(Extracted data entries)

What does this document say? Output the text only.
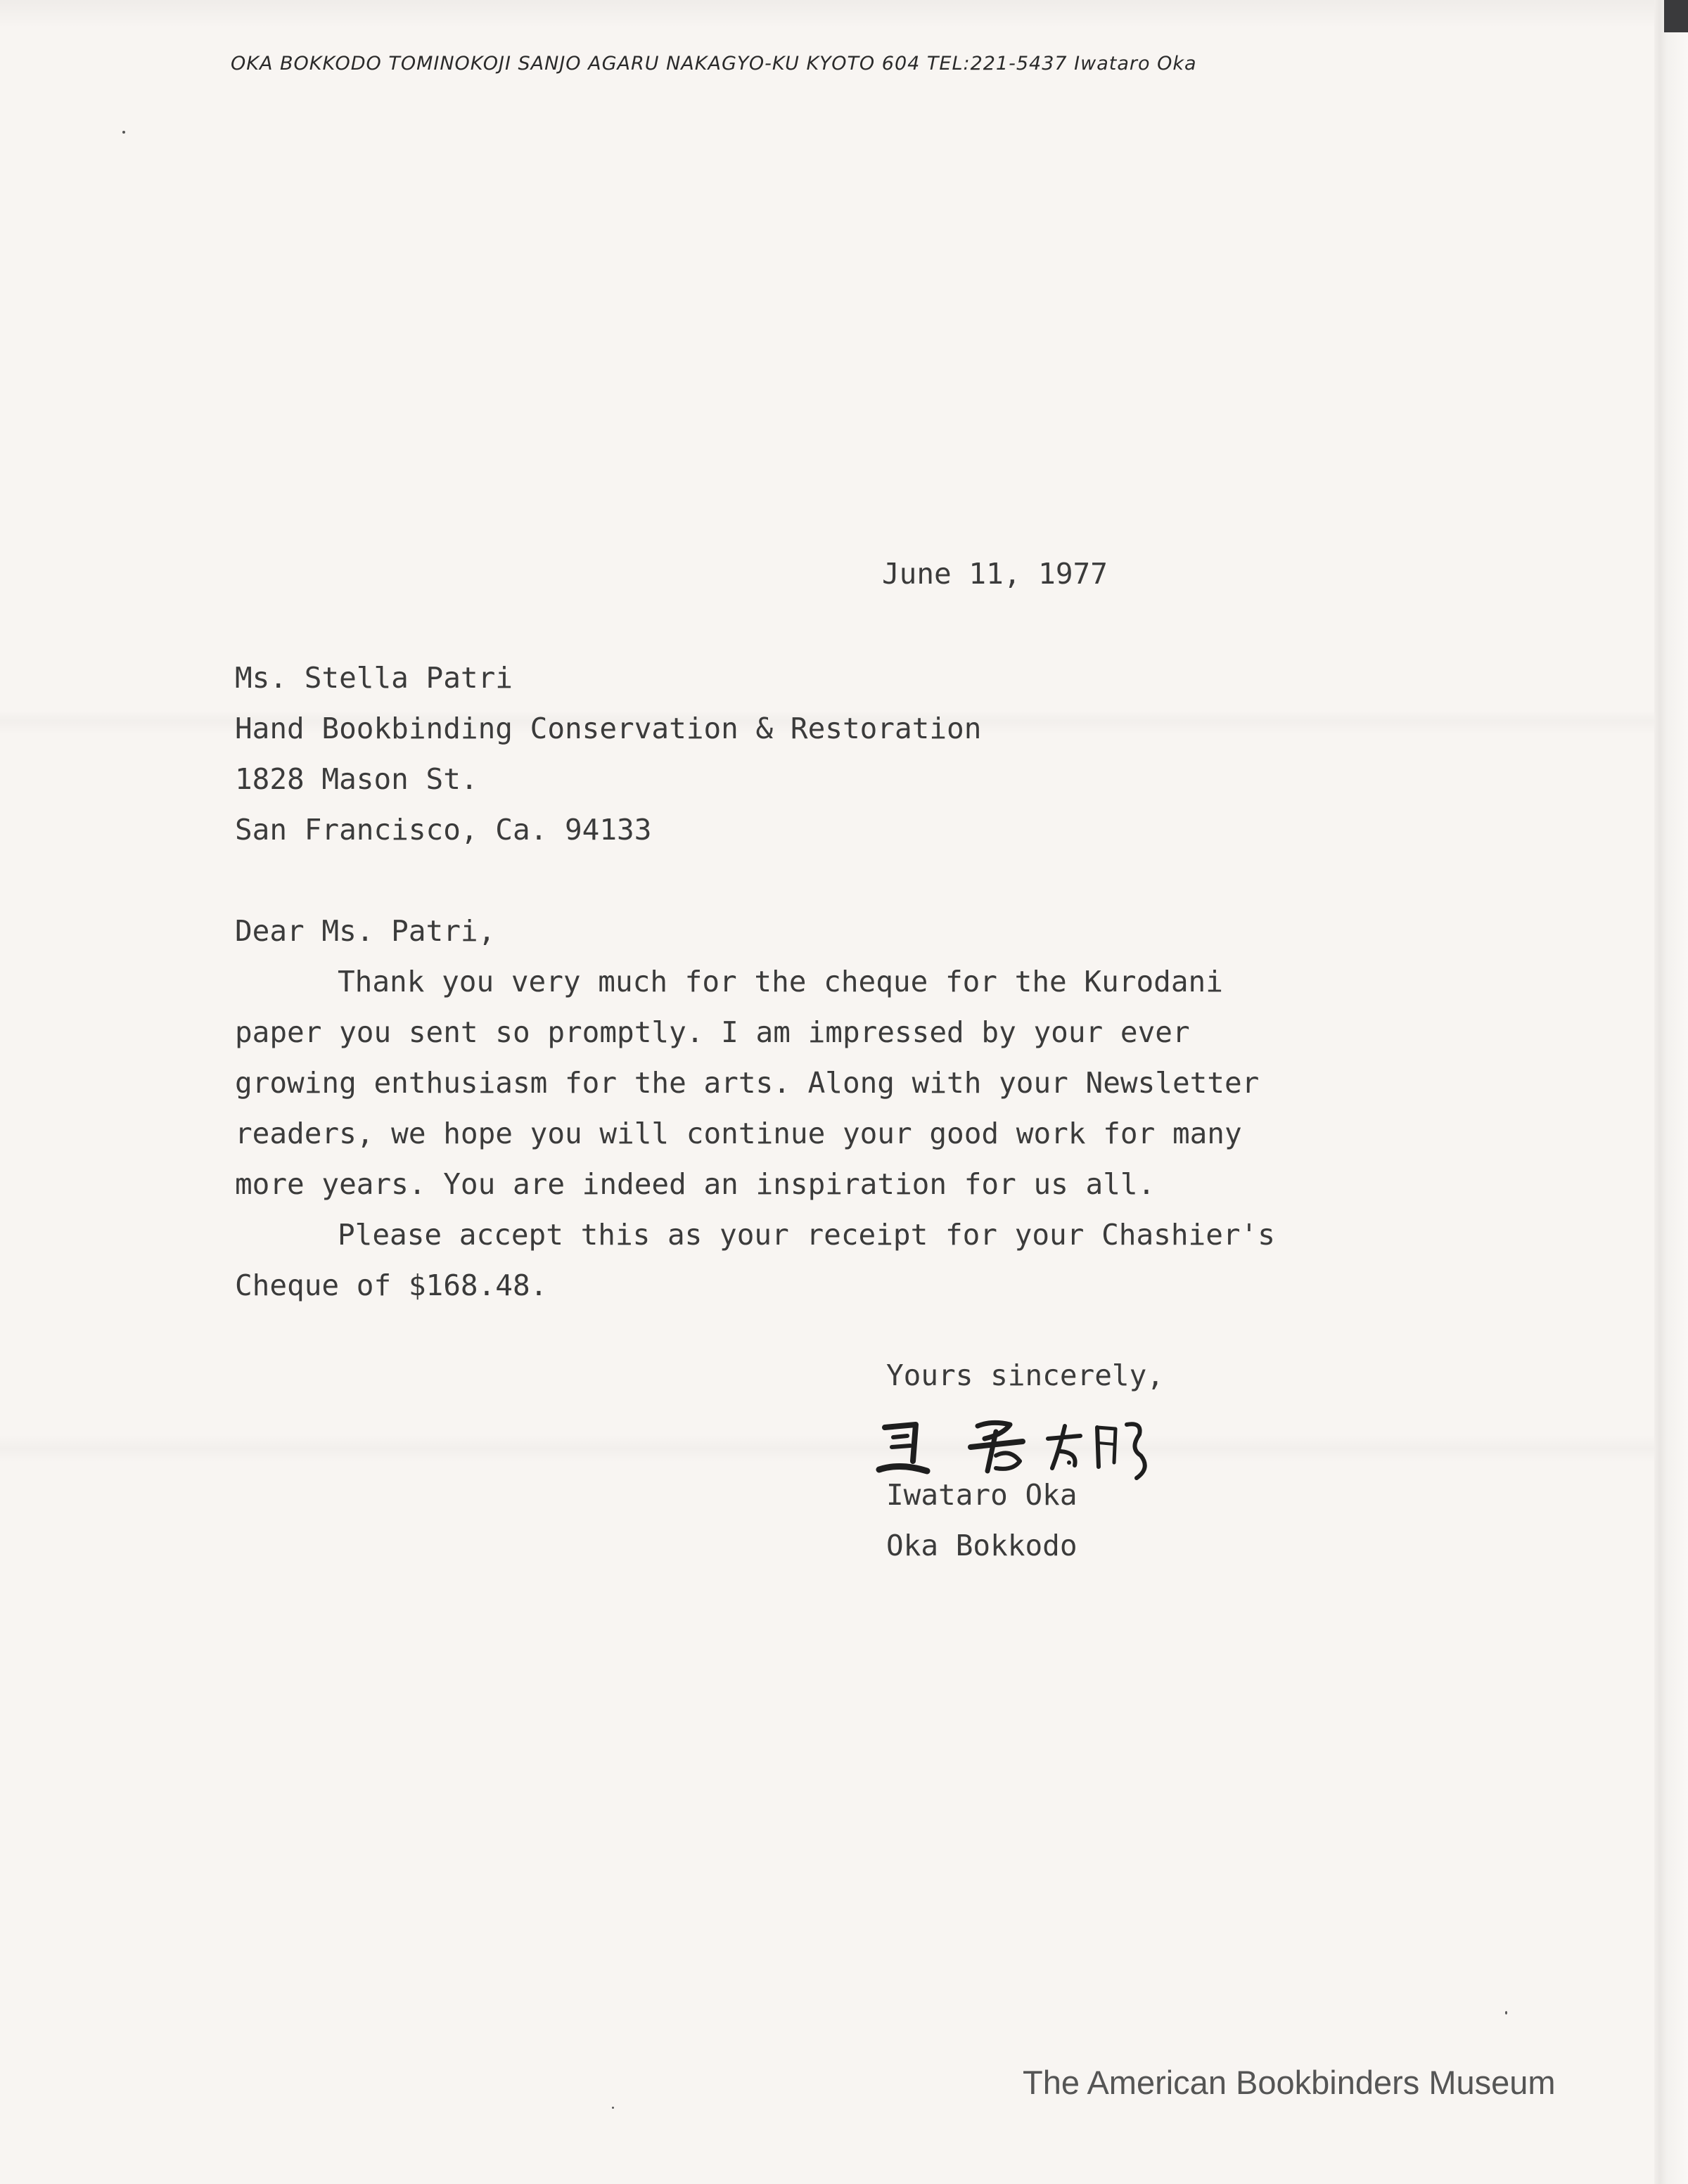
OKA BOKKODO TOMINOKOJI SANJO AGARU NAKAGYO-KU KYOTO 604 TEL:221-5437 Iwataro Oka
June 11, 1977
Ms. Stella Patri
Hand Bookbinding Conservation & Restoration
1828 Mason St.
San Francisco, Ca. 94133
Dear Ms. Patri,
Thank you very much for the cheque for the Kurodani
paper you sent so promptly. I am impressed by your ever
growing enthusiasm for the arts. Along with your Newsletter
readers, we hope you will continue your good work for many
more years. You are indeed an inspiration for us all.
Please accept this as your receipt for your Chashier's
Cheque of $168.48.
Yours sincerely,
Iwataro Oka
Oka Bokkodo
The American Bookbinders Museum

**INSTRUCTIONS TO FOLLOW**. Above are the records. Copy every line in them holding "this".

**CORRECT ANSWER**.
What does this document say? Output the text only.
Please accept this as your receipt for your Chashier's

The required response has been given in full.